(Dataset rows about figures)
☆ ☆ ☆ ☆ ☆
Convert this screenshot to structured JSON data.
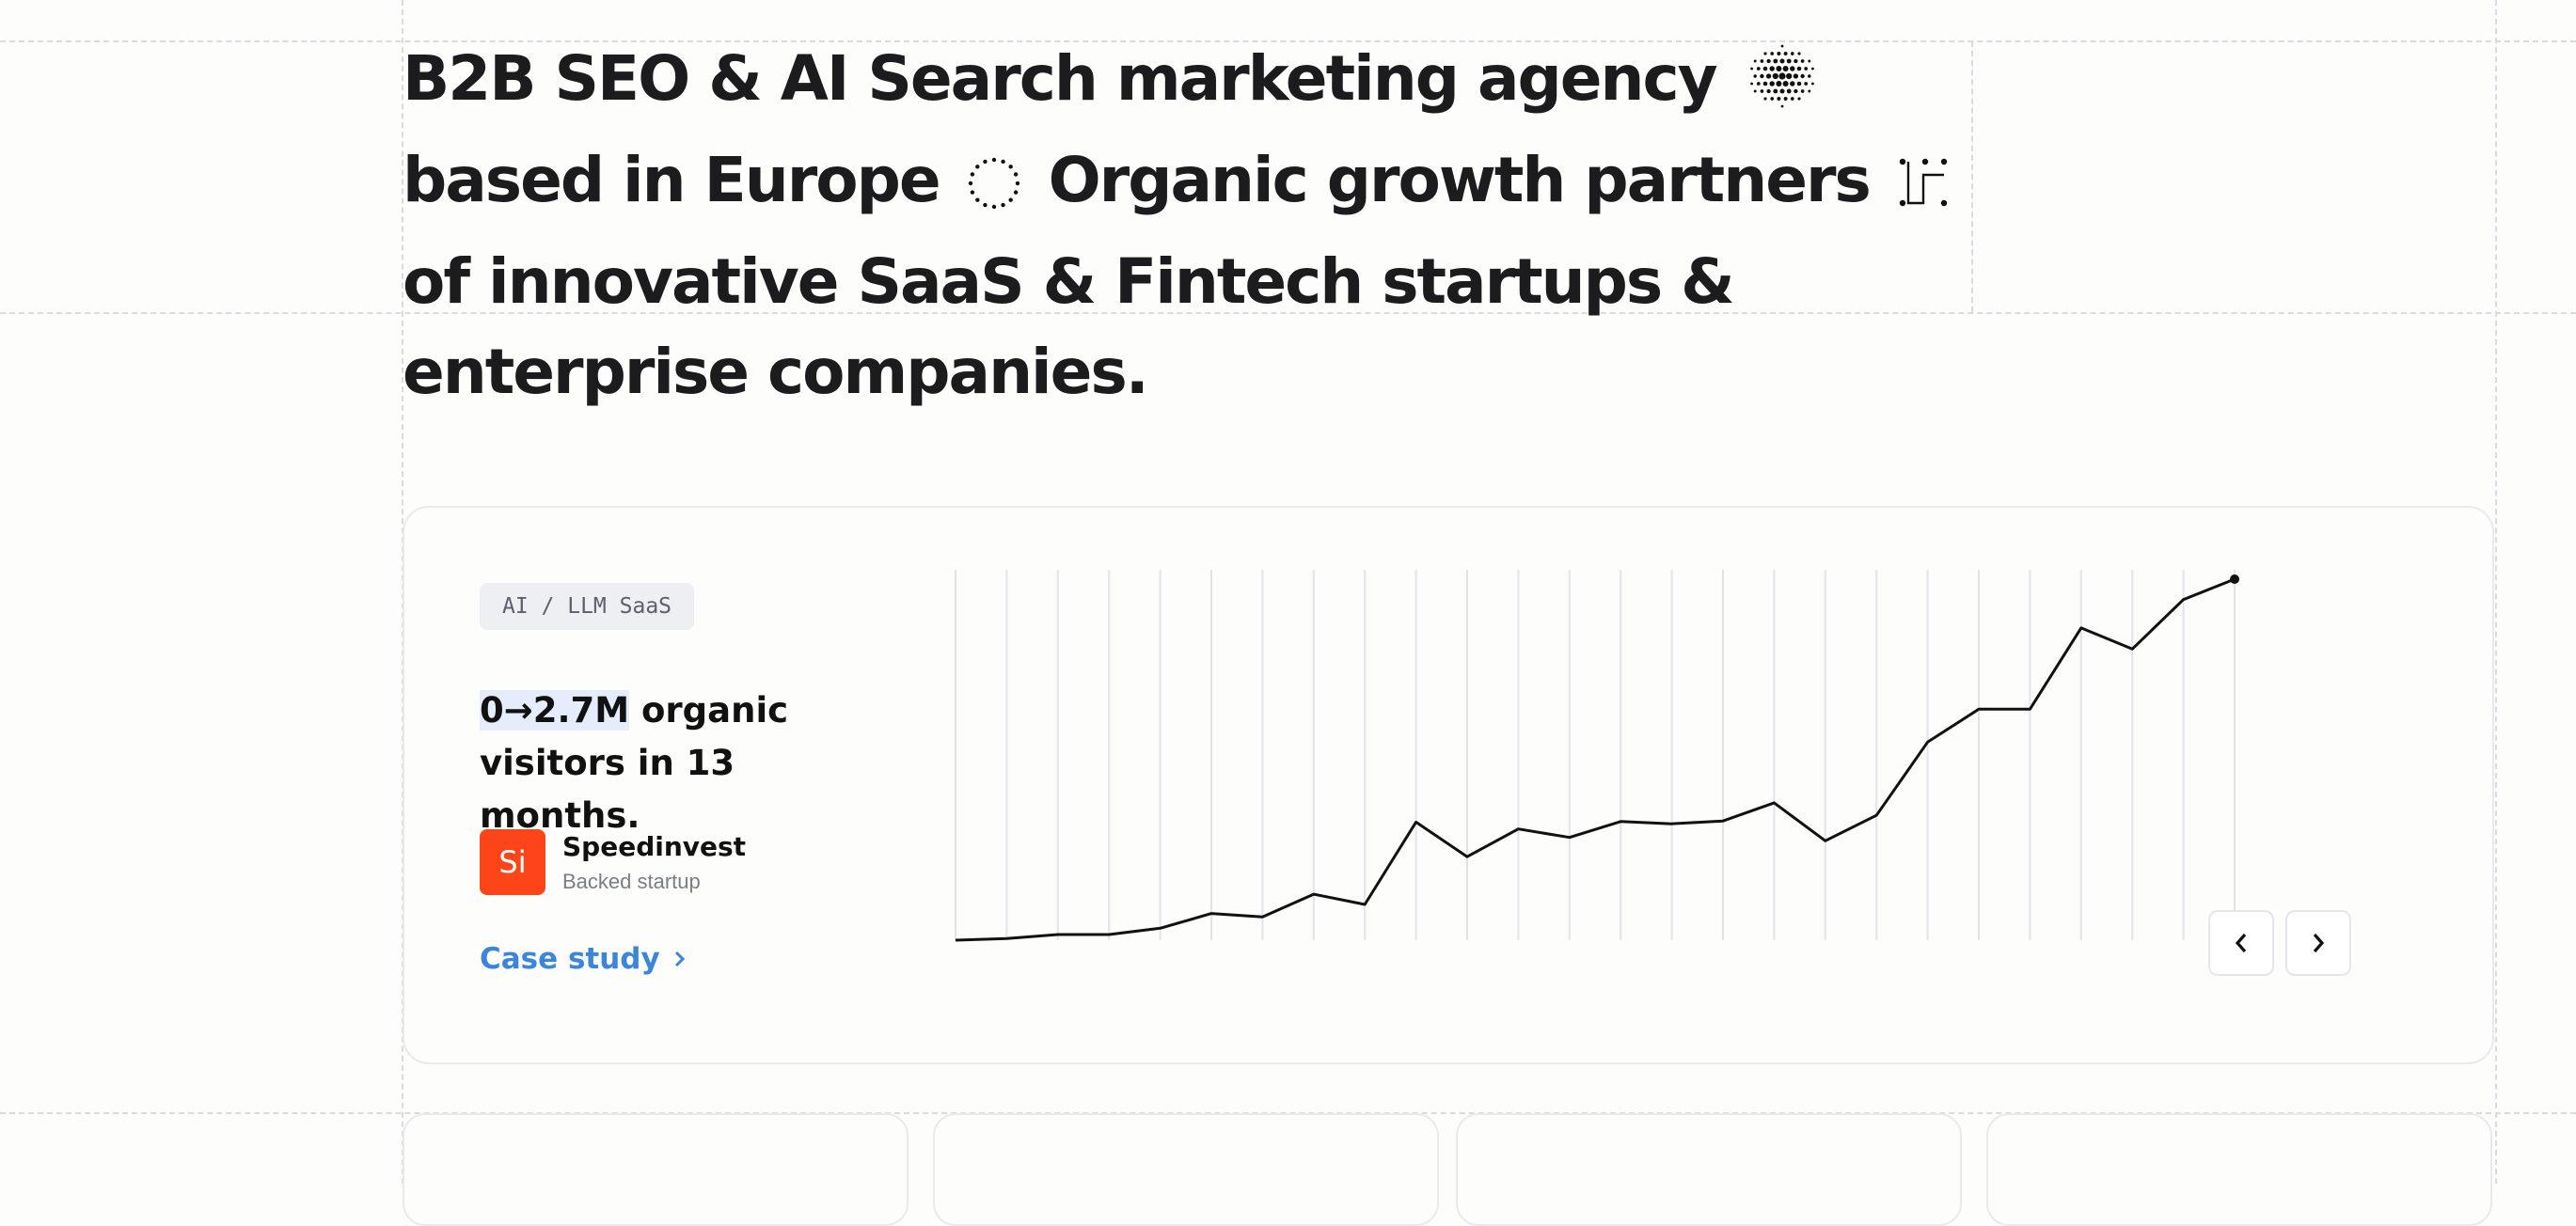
{
  "hero": {
    "part1": "B2B SEO & AI Search marketing agency",
    "part2": "based in Europe",
    "part3": "Organic growth partners",
    "part4": "of innovative SaaS & Fintech startups & enterprise companies.",
    "icons": [
      "dotted-sphere-icon",
      "dotted-circle-icon",
      "dotted-path-icon"
    ]
  },
  "case": {
    "tag": "AI / LLM SaaS",
    "stat_highlight": "0→2.7M",
    "stat_rest": " organic visitors in 13 months.",
    "company_logo": "Si",
    "company_name": "Speedinvest",
    "company_sub": "Backed startup",
    "link_label": "Case study",
    "prev_icon": "chevron-left-icon",
    "next_icon": "chevron-right-icon",
    "logo_color": "#fe4519",
    "link_color": "#3b86d9"
  },
  "chart_data": {
    "type": "line",
    "title": "",
    "xlabel": "",
    "ylabel": "",
    "grid": "vertical lines",
    "values": [
      0,
      0.03,
      0.1,
      0.1,
      0.21,
      0.47,
      0.41,
      0.81,
      0.63,
      2.08,
      1.47,
      1.96,
      1.81,
      2.09,
      2.05,
      2.1,
      2.42,
      1.75,
      2.2,
      3.49,
      4.07,
      4.07,
      5.5,
      5.13,
      6.0,
      6.36
    ],
    "ylim": [
      0,
      6.36
    ]
  },
  "colors": {
    "line": "#111111",
    "grid": "#e3e4e7"
  }
}
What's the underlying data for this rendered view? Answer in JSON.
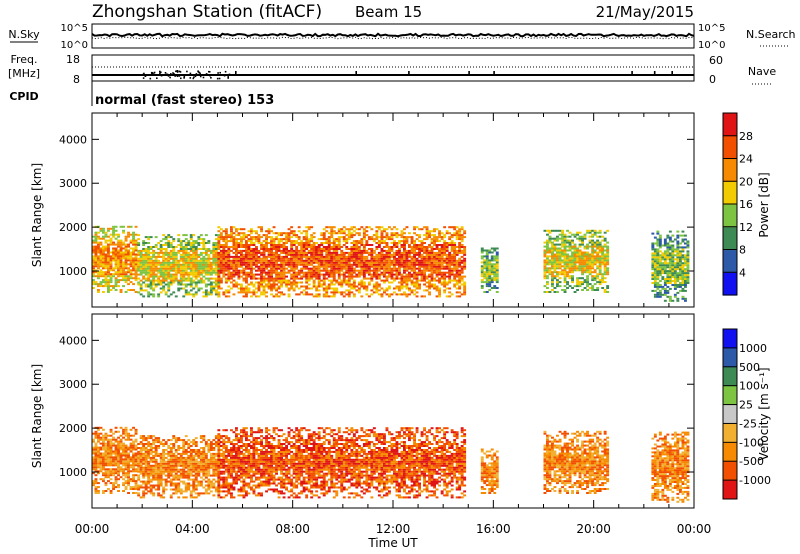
{
  "header": {
    "title": "Zhongshan Station (fitACF)",
    "beam": "Beam 15",
    "date": "21/May/2015"
  },
  "strip_panels": {
    "nsky_label": "N.Sky",
    "nsearch_label": "N.Search",
    "nsky_ticks": [
      "10^5",
      "10^0"
    ],
    "nsearch_ticks": [
      "10^5",
      "10^0"
    ],
    "freq_label": "Freq.",
    "freq_unit": "[MHz]",
    "freq_ticks": [
      "18",
      "8"
    ],
    "nave_label": "Nave",
    "nave_ticks": [
      "60",
      "0"
    ],
    "cpid_label": "CPID",
    "cpid_text": "normal (fast stereo) 153"
  },
  "x_axis": {
    "label": "Time UT",
    "ticks": [
      "00:00",
      "04:00",
      "08:00",
      "12:00",
      "16:00",
      "20:00",
      "00:00"
    ]
  },
  "colors": {
    "power": [
      "#1010f0",
      "#2c5aa8",
      "#3d8a55",
      "#7cc442",
      "#f2cc00",
      "#f68a00",
      "#f24f00",
      "#e01414"
    ],
    "velocity": [
      "#e01414",
      "#f24f00",
      "#f68a00",
      "#f2b030",
      "#c8c8c8",
      "#7cc442",
      "#3d8a55",
      "#2c5aa8",
      "#1010f0"
    ]
  },
  "chart_data": [
    {
      "type": "heatmap",
      "panel": "power",
      "ylabel": "Slant Range [km]",
      "ylim": [
        180,
        4600
      ],
      "y_ticks": [
        1000,
        2000,
        3000,
        4000
      ],
      "x_range_hours": [
        0,
        24
      ],
      "colorbar": {
        "label": "Power [dB]",
        "ticks": [
          "4",
          "8",
          "12",
          "16",
          "20",
          "24",
          "28"
        ],
        "range": [
          0,
          32
        ]
      },
      "echo_regions": [
        {
          "t_start": 0.0,
          "t_end": 1.8,
          "r_min": 500,
          "r_max": 2000,
          "level": 5
        },
        {
          "t_start": 1.8,
          "t_end": 5.0,
          "r_min": 400,
          "r_max": 1800,
          "level": 4
        },
        {
          "t_start": 5.0,
          "t_end": 14.8,
          "r_min": 400,
          "r_max": 2000,
          "level": 6
        },
        {
          "t_start": 15.5,
          "t_end": 16.1,
          "r_min": 500,
          "r_max": 1500,
          "level": 3
        },
        {
          "t_start": 18.0,
          "t_end": 20.6,
          "r_min": 500,
          "r_max": 1900,
          "level": 4
        },
        {
          "t_start": 22.3,
          "t_end": 23.8,
          "r_min": 300,
          "r_max": 1900,
          "level": 3
        }
      ]
    },
    {
      "type": "heatmap",
      "panel": "velocity",
      "ylabel": "Slant Range [km]",
      "ylim": [
        180,
        4600
      ],
      "y_ticks": [
        1000,
        2000,
        3000,
        4000
      ],
      "x_range_hours": [
        0,
        24
      ],
      "colorbar": {
        "label": "Velocity [m s⁻¹]",
        "ticks": [
          "1000",
          "500",
          "100",
          "25",
          "-25",
          "-100",
          "-500",
          "-1000"
        ]
      },
      "echo_regions": [
        {
          "t_start": 0.0,
          "t_end": 1.8,
          "r_min": 500,
          "r_max": 2000,
          "level": 2
        },
        {
          "t_start": 1.8,
          "t_end": 5.0,
          "r_min": 400,
          "r_max": 1800,
          "level": 2
        },
        {
          "t_start": 5.0,
          "t_end": 14.8,
          "r_min": 400,
          "r_max": 2000,
          "level": 1
        },
        {
          "t_start": 15.5,
          "t_end": 16.1,
          "r_min": 500,
          "r_max": 1500,
          "level": 2
        },
        {
          "t_start": 18.0,
          "t_end": 20.6,
          "r_min": 500,
          "r_max": 1900,
          "level": 2
        },
        {
          "t_start": 22.3,
          "t_end": 23.8,
          "r_min": 300,
          "r_max": 1900,
          "level": 2
        }
      ]
    }
  ]
}
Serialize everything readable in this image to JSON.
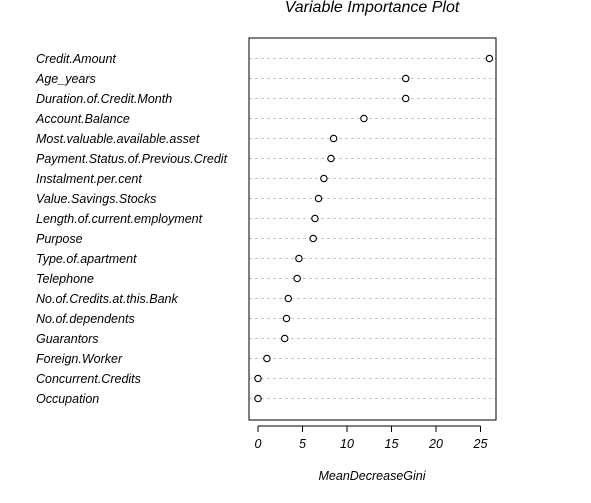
{
  "chart_data": {
    "type": "scatter",
    "title": "Variable Importance Plot",
    "xlabel": "MeanDecreaseGini",
    "ylabel": "",
    "xlim": [
      -1,
      27
    ],
    "xticks": [
      0,
      5,
      10,
      15,
      20,
      25
    ],
    "grid": "horizontal dashed",
    "categories": [
      "Credit.Amount",
      "Age_years",
      "Duration.of.Credit.Month",
      "Account.Balance",
      "Most.valuable.available.asset",
      "Payment.Status.of.Previous.Credit",
      "Instalment.per.cent",
      "Value.Savings.Stocks",
      "Length.of.current.employment",
      "Purpose",
      "Type.of.apartment",
      "Telephone",
      "No.of.Credits.at.this.Bank",
      "No.of.dependents",
      "Guarantors",
      "Foreign.Worker",
      "Concurrent.Credits",
      "Occupation"
    ],
    "values": [
      26.0,
      16.6,
      16.6,
      11.9,
      8.5,
      8.2,
      7.4,
      6.8,
      6.4,
      6.2,
      4.6,
      4.4,
      3.4,
      3.2,
      3.0,
      1.0,
      0.0,
      0.0
    ]
  }
}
☆ ☆ ☆ ☆ ☆
## [Short task]
Copy out all lines from the material above that contain the string "this".

## [Result below]
Convert this screenshot to structured JSON data.
What's the underlying data for this rendered view? Answer in JSON.
Serialize everything readable in this image to JSON.
      "No.of.Credits.at.this.Bank",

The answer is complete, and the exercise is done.